> [Records to use]
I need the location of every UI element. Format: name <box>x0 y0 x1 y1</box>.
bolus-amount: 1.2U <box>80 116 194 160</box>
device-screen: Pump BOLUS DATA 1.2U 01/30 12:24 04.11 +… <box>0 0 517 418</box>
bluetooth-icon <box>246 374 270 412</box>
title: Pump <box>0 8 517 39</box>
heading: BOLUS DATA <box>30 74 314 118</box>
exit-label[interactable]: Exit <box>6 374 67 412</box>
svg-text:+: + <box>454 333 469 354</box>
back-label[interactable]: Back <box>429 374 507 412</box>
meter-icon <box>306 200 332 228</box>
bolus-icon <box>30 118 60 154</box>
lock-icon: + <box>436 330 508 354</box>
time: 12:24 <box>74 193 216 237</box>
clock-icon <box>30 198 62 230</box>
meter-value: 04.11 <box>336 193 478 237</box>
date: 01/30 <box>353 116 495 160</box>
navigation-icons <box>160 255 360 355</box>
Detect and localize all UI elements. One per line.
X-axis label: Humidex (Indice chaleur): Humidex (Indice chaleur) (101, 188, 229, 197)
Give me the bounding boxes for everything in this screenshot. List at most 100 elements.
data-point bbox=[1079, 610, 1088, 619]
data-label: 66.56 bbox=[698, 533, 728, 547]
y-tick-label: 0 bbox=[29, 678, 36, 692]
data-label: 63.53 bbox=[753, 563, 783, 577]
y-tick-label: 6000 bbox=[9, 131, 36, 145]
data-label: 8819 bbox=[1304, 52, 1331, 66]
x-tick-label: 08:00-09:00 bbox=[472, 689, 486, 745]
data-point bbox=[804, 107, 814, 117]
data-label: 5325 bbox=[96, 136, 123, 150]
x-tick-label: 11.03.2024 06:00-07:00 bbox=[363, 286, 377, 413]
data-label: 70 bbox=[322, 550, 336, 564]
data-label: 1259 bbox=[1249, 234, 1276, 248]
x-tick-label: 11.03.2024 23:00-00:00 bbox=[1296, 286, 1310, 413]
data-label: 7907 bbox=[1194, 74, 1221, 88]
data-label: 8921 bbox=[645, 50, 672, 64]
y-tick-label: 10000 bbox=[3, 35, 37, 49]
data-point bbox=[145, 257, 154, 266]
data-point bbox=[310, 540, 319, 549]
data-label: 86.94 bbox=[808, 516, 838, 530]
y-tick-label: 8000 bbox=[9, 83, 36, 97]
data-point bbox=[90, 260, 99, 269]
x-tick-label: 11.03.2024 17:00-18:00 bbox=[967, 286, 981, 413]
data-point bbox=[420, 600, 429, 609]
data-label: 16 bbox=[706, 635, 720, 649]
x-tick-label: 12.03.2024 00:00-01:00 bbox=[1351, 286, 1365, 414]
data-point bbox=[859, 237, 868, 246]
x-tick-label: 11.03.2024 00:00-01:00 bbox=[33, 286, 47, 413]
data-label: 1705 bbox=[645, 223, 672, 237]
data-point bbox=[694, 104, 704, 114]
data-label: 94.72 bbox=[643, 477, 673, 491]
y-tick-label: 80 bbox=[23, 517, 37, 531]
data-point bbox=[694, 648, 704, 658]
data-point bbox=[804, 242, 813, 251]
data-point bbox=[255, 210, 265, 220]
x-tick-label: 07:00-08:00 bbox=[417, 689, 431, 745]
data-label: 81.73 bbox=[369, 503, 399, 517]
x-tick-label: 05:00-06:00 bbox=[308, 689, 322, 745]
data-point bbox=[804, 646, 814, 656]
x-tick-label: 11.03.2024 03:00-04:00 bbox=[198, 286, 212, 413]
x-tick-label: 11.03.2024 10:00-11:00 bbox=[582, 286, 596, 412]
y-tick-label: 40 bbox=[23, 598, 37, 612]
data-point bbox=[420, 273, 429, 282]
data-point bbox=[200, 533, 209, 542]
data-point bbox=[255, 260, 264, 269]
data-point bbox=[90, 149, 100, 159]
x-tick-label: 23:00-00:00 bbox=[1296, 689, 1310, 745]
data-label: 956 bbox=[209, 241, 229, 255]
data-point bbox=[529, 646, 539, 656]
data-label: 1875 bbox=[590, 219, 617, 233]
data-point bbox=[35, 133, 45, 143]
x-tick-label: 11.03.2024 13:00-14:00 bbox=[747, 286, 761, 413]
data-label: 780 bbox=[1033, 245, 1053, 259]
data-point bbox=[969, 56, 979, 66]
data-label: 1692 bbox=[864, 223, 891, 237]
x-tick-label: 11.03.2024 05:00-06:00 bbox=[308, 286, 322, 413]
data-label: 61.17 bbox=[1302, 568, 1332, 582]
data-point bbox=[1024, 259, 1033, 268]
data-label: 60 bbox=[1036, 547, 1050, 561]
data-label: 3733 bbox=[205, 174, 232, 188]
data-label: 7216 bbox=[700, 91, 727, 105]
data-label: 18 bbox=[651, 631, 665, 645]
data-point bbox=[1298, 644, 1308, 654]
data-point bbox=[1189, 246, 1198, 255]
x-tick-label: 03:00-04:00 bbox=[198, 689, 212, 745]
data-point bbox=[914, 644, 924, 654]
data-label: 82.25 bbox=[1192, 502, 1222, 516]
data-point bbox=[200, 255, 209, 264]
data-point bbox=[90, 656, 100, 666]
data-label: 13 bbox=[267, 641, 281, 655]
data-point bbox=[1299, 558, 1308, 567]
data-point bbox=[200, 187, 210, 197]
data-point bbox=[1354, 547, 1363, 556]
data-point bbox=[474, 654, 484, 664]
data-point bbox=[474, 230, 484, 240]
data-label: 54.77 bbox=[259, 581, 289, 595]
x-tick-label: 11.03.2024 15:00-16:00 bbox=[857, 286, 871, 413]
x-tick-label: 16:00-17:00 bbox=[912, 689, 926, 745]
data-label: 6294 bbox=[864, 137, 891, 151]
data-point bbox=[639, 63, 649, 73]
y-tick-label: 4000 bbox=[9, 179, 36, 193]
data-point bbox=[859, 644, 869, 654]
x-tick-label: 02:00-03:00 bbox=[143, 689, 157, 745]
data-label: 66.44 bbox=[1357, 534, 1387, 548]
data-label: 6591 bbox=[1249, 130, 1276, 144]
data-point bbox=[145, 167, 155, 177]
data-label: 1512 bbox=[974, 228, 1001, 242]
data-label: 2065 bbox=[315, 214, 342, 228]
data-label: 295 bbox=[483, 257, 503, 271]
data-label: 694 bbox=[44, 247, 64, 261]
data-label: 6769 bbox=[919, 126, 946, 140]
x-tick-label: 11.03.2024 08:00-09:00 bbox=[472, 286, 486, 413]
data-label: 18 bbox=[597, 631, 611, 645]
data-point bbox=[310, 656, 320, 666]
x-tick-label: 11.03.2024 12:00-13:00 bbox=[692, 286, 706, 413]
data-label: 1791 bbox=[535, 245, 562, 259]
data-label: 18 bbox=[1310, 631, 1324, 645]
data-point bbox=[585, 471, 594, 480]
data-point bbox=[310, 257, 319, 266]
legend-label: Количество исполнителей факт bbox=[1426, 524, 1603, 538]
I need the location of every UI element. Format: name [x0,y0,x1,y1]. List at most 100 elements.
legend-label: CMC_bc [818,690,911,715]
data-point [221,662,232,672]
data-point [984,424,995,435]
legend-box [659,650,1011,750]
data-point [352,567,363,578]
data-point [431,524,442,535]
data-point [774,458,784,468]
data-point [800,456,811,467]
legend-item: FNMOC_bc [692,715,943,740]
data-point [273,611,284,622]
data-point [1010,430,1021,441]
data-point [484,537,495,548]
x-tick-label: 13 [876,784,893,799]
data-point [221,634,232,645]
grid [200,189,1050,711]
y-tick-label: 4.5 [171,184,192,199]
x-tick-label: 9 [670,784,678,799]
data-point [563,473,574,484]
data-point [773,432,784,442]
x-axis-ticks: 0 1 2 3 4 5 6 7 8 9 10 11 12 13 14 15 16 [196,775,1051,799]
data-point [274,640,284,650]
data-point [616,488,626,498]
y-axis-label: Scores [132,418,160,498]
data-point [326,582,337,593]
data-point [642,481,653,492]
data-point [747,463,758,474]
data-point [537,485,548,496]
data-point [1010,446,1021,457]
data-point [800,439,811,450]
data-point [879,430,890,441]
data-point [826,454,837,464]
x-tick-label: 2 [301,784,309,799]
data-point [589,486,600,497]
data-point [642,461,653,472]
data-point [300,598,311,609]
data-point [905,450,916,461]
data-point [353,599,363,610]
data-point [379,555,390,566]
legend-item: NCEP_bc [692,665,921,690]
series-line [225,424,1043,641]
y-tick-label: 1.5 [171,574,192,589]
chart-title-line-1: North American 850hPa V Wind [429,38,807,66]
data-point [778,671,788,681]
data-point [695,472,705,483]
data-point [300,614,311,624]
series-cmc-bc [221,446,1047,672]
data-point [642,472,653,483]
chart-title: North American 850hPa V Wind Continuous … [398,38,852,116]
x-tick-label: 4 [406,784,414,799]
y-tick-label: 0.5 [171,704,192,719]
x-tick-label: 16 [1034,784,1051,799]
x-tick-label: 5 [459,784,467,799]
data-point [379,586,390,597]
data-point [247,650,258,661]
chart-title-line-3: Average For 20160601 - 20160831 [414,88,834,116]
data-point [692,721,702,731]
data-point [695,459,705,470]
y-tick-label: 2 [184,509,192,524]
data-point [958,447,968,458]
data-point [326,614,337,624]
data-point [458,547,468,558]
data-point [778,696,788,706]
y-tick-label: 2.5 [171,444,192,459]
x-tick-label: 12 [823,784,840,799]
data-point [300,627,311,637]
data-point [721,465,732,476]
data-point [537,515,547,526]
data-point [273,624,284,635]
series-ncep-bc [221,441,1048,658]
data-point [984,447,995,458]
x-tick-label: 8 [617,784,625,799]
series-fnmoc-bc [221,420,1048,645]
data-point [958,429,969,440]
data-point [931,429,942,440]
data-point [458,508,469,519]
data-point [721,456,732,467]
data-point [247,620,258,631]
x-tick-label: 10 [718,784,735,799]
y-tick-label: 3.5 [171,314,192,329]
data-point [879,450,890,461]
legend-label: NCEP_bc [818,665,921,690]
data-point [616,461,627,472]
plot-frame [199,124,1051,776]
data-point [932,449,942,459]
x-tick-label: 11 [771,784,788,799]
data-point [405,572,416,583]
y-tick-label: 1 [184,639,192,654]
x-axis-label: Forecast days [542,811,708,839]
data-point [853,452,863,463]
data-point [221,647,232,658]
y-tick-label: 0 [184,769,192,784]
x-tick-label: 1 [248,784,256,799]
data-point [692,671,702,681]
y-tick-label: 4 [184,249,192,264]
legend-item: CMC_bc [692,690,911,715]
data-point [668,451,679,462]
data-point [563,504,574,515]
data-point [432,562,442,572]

> [Short task] Format the lines of the data above as a JSON list of strings, one string per line and no blank lines, starting at the first line of the data and ending with the line that contains "heading: BOLUS DATA <box>30 74 314 118</box>", both included.

> [Worked answer]
[
  "I need the location of every UI element. Format: name <box>x0 y0 x1 y1</box>.",
  "bolus-amount: 1.2U <box>80 116 194 160</box>",
  "device-screen: Pump BOLUS DATA 1.2U 01/30 12:24 04.11 +… <box>0 0 517 418</box>",
  "bluetooth-icon <box>246 374 270 412</box>",
  "title: Pump <box>0 8 517 39</box>",
  "heading: BOLUS DATA <box>30 74 314 118</box>"
]